:: SUPPLIED MATERIAL ::

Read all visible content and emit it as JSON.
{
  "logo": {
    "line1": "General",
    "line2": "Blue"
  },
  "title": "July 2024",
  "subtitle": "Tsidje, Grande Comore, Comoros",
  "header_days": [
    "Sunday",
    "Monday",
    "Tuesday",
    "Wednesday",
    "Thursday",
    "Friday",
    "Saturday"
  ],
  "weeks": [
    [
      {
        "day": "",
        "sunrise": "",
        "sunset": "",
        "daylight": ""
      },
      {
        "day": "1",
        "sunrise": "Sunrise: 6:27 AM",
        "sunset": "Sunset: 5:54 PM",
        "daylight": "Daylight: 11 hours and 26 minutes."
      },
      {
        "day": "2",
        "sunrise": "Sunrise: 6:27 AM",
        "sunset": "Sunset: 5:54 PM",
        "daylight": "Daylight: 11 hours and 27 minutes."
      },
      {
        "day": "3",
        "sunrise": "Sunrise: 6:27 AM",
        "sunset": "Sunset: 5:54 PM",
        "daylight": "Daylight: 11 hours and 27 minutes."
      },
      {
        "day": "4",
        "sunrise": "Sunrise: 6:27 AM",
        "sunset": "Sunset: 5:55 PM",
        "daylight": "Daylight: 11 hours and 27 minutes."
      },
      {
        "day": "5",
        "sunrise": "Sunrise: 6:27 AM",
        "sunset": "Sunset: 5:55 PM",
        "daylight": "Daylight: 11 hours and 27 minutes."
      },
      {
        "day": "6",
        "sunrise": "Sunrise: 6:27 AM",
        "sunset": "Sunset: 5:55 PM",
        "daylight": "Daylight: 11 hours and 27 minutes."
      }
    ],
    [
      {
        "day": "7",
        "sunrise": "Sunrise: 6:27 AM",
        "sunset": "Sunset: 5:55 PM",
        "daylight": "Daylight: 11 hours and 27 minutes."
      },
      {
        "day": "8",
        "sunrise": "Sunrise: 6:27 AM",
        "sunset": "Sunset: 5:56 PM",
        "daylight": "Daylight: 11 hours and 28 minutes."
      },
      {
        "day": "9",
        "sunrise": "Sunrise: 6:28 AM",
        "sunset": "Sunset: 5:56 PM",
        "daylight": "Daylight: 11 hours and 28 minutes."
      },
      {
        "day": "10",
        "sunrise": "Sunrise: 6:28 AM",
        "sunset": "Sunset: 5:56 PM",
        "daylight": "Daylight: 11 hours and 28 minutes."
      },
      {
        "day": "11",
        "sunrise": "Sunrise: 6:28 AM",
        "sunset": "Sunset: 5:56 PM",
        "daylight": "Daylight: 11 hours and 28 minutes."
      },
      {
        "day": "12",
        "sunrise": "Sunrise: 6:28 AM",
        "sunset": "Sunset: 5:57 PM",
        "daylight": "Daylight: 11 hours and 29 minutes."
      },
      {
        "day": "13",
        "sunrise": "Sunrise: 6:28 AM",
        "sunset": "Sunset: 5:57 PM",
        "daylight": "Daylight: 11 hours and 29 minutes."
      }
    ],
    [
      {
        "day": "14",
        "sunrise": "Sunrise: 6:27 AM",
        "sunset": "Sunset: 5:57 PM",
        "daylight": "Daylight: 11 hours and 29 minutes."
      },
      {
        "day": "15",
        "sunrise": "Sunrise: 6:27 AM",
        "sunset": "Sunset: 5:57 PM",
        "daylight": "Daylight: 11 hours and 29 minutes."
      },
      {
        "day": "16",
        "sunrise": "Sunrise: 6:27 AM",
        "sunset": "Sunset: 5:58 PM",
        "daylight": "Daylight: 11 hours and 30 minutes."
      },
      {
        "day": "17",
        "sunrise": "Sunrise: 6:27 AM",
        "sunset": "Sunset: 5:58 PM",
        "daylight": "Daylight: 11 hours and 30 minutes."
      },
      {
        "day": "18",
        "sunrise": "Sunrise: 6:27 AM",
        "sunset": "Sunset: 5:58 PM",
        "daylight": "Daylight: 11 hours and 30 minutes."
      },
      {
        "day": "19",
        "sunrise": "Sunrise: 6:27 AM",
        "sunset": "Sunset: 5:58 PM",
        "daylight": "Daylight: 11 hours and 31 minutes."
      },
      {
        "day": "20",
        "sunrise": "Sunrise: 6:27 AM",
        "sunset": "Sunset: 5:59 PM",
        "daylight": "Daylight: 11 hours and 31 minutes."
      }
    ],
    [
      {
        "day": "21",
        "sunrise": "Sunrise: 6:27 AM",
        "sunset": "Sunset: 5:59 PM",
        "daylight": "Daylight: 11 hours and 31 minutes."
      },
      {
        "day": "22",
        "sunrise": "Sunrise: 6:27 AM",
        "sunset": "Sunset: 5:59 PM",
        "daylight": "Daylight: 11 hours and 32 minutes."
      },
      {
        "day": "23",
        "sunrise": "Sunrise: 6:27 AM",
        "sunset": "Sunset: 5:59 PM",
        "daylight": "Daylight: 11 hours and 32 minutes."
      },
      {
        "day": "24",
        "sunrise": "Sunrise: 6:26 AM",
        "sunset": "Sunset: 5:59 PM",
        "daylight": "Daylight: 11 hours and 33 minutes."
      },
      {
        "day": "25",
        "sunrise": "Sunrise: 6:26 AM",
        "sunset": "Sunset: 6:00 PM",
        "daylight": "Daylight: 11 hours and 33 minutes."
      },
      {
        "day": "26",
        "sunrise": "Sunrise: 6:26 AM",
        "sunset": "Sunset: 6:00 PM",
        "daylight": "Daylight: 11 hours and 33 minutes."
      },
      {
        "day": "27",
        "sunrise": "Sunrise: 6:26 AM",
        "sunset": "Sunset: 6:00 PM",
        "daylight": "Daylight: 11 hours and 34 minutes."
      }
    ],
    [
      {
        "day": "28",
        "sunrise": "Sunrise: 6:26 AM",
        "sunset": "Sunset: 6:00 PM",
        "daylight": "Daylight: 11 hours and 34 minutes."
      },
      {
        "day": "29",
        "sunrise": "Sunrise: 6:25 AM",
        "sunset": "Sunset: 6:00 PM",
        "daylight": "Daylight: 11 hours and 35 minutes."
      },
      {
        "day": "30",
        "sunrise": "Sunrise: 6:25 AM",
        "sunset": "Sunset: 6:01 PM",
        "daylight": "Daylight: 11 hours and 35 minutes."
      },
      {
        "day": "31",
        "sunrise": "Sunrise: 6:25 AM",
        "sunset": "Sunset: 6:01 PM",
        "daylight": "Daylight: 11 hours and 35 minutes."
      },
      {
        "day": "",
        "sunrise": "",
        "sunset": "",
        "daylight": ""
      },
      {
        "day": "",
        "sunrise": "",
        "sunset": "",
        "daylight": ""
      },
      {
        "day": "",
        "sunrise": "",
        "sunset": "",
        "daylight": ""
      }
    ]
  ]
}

:::

WORK TO COMPLETE: The records above should be returned exactly.

WRITTEN SOLUTION:
Read all visible content and emit it as JSON.
{
  "logo": {
    "line1": "General",
    "line2": "Blue"
  },
  "title": "July 2024",
  "subtitle": "Tsidje, Grande Comore, Comoros",
  "header_days": [
    "Sunday",
    "Monday",
    "Tuesday",
    "Wednesday",
    "Thursday",
    "Friday",
    "Saturday"
  ],
  "weeks": [
    [
      {
        "day": "",
        "sunrise": "",
        "sunset": "",
        "daylight": ""
      },
      {
        "day": "1",
        "sunrise": "Sunrise: 6:27 AM",
        "sunset": "Sunset: 5:54 PM",
        "daylight": "Daylight: 11 hours and 26 minutes."
      },
      {
        "day": "2",
        "sunrise": "Sunrise: 6:27 AM",
        "sunset": "Sunset: 5:54 PM",
        "daylight": "Daylight: 11 hours and 27 minutes."
      },
      {
        "day": "3",
        "sunrise": "Sunrise: 6:27 AM",
        "sunset": "Sunset: 5:54 PM",
        "daylight": "Daylight: 11 hours and 27 minutes."
      },
      {
        "day": "4",
        "sunrise": "Sunrise: 6:27 AM",
        "sunset": "Sunset: 5:55 PM",
        "daylight": "Daylight: 11 hours and 27 minutes."
      },
      {
        "day": "5",
        "sunrise": "Sunrise: 6:27 AM",
        "sunset": "Sunset: 5:55 PM",
        "daylight": "Daylight: 11 hours and 27 minutes."
      },
      {
        "day": "6",
        "sunrise": "Sunrise: 6:27 AM",
        "sunset": "Sunset: 5:55 PM",
        "daylight": "Daylight: 11 hours and 27 minutes."
      }
    ],
    [
      {
        "day": "7",
        "sunrise": "Sunrise: 6:27 AM",
        "sunset": "Sunset: 5:55 PM",
        "daylight": "Daylight: 11 hours and 27 minutes."
      },
      {
        "day": "8",
        "sunrise": "Sunrise: 6:27 AM",
        "sunset": "Sunset: 5:56 PM",
        "daylight": "Daylight: 11 hours and 28 minutes."
      },
      {
        "day": "9",
        "sunrise": "Sunrise: 6:28 AM",
        "sunset": "Sunset: 5:56 PM",
        "daylight": "Daylight: 11 hours and 28 minutes."
      },
      {
        "day": "10",
        "sunrise": "Sunrise: 6:28 AM",
        "sunset": "Sunset: 5:56 PM",
        "daylight": "Daylight: 11 hours and 28 minutes."
      },
      {
        "day": "11",
        "sunrise": "Sunrise: 6:28 AM",
        "sunset": "Sunset: 5:56 PM",
        "daylight": "Daylight: 11 hours and 28 minutes."
      },
      {
        "day": "12",
        "sunrise": "Sunrise: 6:28 AM",
        "sunset": "Sunset: 5:57 PM",
        "daylight": "Daylight: 11 hours and 29 minutes."
      },
      {
        "day": "13",
        "sunrise": "Sunrise: 6:28 AM",
        "sunset": "Sunset: 5:57 PM",
        "daylight": "Daylight: 11 hours and 29 minutes."
      }
    ],
    [
      {
        "day": "14",
        "sunrise": "Sunrise: 6:27 AM",
        "sunset": "Sunset: 5:57 PM",
        "daylight": "Daylight: 11 hours and 29 minutes."
      },
      {
        "day": "15",
        "sunrise": "Sunrise: 6:27 AM",
        "sunset": "Sunset: 5:57 PM",
        "daylight": "Daylight: 11 hours and 29 minutes."
      },
      {
        "day": "16",
        "sunrise": "Sunrise: 6:27 AM",
        "sunset": "Sunset: 5:58 PM",
        "daylight": "Daylight: 11 hours and 30 minutes."
      },
      {
        "day": "17",
        "sunrise": "Sunrise: 6:27 AM",
        "sunset": "Sunset: 5:58 PM",
        "daylight": "Daylight: 11 hours and 30 minutes."
      },
      {
        "day": "18",
        "sunrise": "Sunrise: 6:27 AM",
        "sunset": "Sunset: 5:58 PM",
        "daylight": "Daylight: 11 hours and 30 minutes."
      },
      {
        "day": "19",
        "sunrise": "Sunrise: 6:27 AM",
        "sunset": "Sunset: 5:58 PM",
        "daylight": "Daylight: 11 hours and 31 minutes."
      },
      {
        "day": "20",
        "sunrise": "Sunrise: 6:27 AM",
        "sunset": "Sunset: 5:59 PM",
        "daylight": "Daylight: 11 hours and 31 minutes."
      }
    ],
    [
      {
        "day": "21",
        "sunrise": "Sunrise: 6:27 AM",
        "sunset": "Sunset: 5:59 PM",
        "daylight": "Daylight: 11 hours and 31 minutes."
      },
      {
        "day": "22",
        "sunrise": "Sunrise: 6:27 AM",
        "sunset": "Sunset: 5:59 PM",
        "daylight": "Daylight: 11 hours and 32 minutes."
      },
      {
        "day": "23",
        "sunrise": "Sunrise: 6:27 AM",
        "sunset": "Sunset: 5:59 PM",
        "daylight": "Daylight: 11 hours and 32 minutes."
      },
      {
        "day": "24",
        "sunrise": "Sunrise: 6:26 AM",
        "sunset": "Sunset: 5:59 PM",
        "daylight": "Daylight: 11 hours and 33 minutes."
      },
      {
        "day": "25",
        "sunrise": "Sunrise: 6:26 AM",
        "sunset": "Sunset: 6:00 PM",
        "daylight": "Daylight: 11 hours and 33 minutes."
      },
      {
        "day": "26",
        "sunrise": "Sunrise: 6:26 AM",
        "sunset": "Sunset: 6:00 PM",
        "daylight": "Daylight: 11 hours and 33 minutes."
      },
      {
        "day": "27",
        "sunrise": "Sunrise: 6:26 AM",
        "sunset": "Sunset: 6:00 PM",
        "daylight": "Daylight: 11 hours and 34 minutes."
      }
    ],
    [
      {
        "day": "28",
        "sunrise": "Sunrise: 6:26 AM",
        "sunset": "Sunset: 6:00 PM",
        "daylight": "Daylight: 11 hours and 34 minutes."
      },
      {
        "day": "29",
        "sunrise": "Sunrise: 6:25 AM",
        "sunset": "Sunset: 6:00 PM",
        "daylight": "Daylight: 11 hours and 35 minutes."
      },
      {
        "day": "30",
        "sunrise": "Sunrise: 6:25 AM",
        "sunset": "Sunset: 6:01 PM",
        "daylight": "Daylight: 11 hours and 35 minutes."
      },
      {
        "day": "31",
        "sunrise": "Sunrise: 6:25 AM",
        "sunset": "Sunset: 6:01 PM",
        "daylight": "Daylight: 11 hours and 35 minutes."
      },
      {
        "day": "",
        "sunrise": "",
        "sunset": "",
        "daylight": ""
      },
      {
        "day": "",
        "sunrise": "",
        "sunset": "",
        "daylight": ""
      },
      {
        "day": "",
        "sunrise": "",
        "sunset": "",
        "daylight": ""
      }
    ]
  ]
}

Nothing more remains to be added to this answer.